## What to produce
Using the data below, repeat all of it precisely.

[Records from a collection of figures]
==========
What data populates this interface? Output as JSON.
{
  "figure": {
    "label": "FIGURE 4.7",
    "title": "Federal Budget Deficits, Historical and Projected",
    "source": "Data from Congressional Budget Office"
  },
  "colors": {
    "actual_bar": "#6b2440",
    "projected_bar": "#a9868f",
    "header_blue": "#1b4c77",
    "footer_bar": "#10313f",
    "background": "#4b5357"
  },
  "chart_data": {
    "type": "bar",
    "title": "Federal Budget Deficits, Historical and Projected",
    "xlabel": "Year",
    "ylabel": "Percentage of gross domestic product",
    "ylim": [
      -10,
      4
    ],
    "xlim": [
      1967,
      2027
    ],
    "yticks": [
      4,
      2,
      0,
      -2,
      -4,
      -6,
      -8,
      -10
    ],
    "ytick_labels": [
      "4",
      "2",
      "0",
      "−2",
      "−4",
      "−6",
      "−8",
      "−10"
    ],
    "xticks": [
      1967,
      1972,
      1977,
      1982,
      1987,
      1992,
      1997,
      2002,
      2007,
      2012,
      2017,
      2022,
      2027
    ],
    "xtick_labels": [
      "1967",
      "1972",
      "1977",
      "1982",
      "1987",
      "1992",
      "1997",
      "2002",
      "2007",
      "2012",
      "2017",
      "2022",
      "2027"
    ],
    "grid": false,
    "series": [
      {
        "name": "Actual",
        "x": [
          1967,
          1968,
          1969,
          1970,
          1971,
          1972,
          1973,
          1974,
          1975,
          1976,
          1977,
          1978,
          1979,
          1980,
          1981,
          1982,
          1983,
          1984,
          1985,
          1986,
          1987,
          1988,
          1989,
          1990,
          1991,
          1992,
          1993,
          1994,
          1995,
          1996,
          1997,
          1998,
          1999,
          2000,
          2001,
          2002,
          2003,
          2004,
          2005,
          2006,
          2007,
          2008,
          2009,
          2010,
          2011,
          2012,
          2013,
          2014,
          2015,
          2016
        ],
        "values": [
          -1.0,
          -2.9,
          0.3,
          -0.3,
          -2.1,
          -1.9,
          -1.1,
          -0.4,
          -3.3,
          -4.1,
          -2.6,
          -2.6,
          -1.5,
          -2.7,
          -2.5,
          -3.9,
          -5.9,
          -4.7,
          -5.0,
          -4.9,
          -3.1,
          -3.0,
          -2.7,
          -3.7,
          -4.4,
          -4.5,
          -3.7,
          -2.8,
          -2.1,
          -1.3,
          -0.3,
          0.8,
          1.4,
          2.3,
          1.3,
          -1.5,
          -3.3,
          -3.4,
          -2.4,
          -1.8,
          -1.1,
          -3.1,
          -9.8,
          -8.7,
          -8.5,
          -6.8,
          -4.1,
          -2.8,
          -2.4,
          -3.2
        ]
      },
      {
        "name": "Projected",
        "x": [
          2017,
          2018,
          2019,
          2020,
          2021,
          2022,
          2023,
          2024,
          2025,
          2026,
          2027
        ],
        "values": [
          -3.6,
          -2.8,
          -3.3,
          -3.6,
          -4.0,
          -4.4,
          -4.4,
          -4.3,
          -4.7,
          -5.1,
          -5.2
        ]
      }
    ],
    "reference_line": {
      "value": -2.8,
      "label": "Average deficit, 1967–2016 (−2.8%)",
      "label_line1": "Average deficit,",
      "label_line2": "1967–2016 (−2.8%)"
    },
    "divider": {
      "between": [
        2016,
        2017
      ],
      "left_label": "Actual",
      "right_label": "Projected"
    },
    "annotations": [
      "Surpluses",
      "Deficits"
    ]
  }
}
==========
## Solution
What data populates this interface? Output as JSON.
{
  "figure": {
    "label": "FIGURE 4.7",
    "title": "Federal Budget Deficits, Historical and Projected",
    "source": "Data from Congressional Budget Office"
  },
  "colors": {
    "actual_bar": "#6b2440",
    "projected_bar": "#a9868f",
    "header_blue": "#1b4c77",
    "footer_bar": "#10313f",
    "background": "#4b5357"
  },
  "chart_data": {
    "type": "bar",
    "title": "Federal Budget Deficits, Historical and Projected",
    "xlabel": "Year",
    "ylabel": "Percentage of gross domestic product",
    "ylim": [
      -10,
      4
    ],
    "xlim": [
      1967,
      2027
    ],
    "yticks": [
      4,
      2,
      0,
      -2,
      -4,
      -6,
      -8,
      -10
    ],
    "ytick_labels": [
      "4",
      "2",
      "0",
      "−2",
      "−4",
      "−6",
      "−8",
      "−10"
    ],
    "xticks": [
      1967,
      1972,
      1977,
      1982,
      1987,
      1992,
      1997,
      2002,
      2007,
      2012,
      2017,
      2022,
      2027
    ],
    "xtick_labels": [
      "1967",
      "1972",
      "1977",
      "1982",
      "1987",
      "1992",
      "1997",
      "2002",
      "2007",
      "2012",
      "2017",
      "2022",
      "2027"
    ],
    "grid": false,
    "series": [
      {
        "name": "Actual",
        "x": [
          1967,
          1968,
          1969,
          1970,
          1971,
          1972,
          1973,
          1974,
          1975,
          1976,
          1977,
          1978,
          1979,
          1980,
          1981,
          1982,
          1983,
          1984,
          1985,
          1986,
          1987,
          1988,
          1989,
          1990,
          1991,
          1992,
          1993,
          1994,
          1995,
          1996,
          1997,
          1998,
          1999,
          2000,
          2001,
          2002,
          2003,
          2004,
          2005,
          2006,
          2007,
          2008,
          2009,
          2010,
          2011,
          2012,
          2013,
          2014,
          2015,
          2016
        ],
        "values": [
          -1.0,
          -2.9,
          0.3,
          -0.3,
          -2.1,
          -1.9,
          -1.1,
          -0.4,
          -3.3,
          -4.1,
          -2.6,
          -2.6,
          -1.5,
          -2.7,
          -2.5,
          -3.9,
          -5.9,
          -4.7,
          -5.0,
          -4.9,
          -3.1,
          -3.0,
          -2.7,
          -3.7,
          -4.4,
          -4.5,
          -3.7,
          -2.8,
          -2.1,
          -1.3,
          -0.3,
          0.8,
          1.4,
          2.3,
          1.3,
          -1.5,
          -3.3,
          -3.4,
          -2.4,
          -1.8,
          -1.1,
          -3.1,
          -9.8,
          -8.7,
          -8.5,
          -6.8,
          -4.1,
          -2.8,
          -2.4,
          -3.2
        ]
      },
      {
        "name": "Projected",
        "x": [
          2017,
          2018,
          2019,
          2020,
          2021,
          2022,
          2023,
          2024,
          2025,
          2026,
          2027
        ],
        "values": [
          -3.6,
          -2.8,
          -3.3,
          -3.6,
          -4.0,
          -4.4,
          -4.4,
          -4.3,
          -4.7,
          -5.1,
          -5.2
        ]
      }
    ],
    "reference_line": {
      "value": -2.8,
      "label": "Average deficit, 1967–2016 (−2.8%)",
      "label_line1": "Average deficit,",
      "label_line2": "1967–2016 (−2.8%)"
    },
    "divider": {
      "between": [
        2016,
        2017
      ],
      "left_label": "Actual",
      "right_label": "Projected"
    },
    "annotations": [
      "Surpluses",
      "Deficits"
    ]
  }
}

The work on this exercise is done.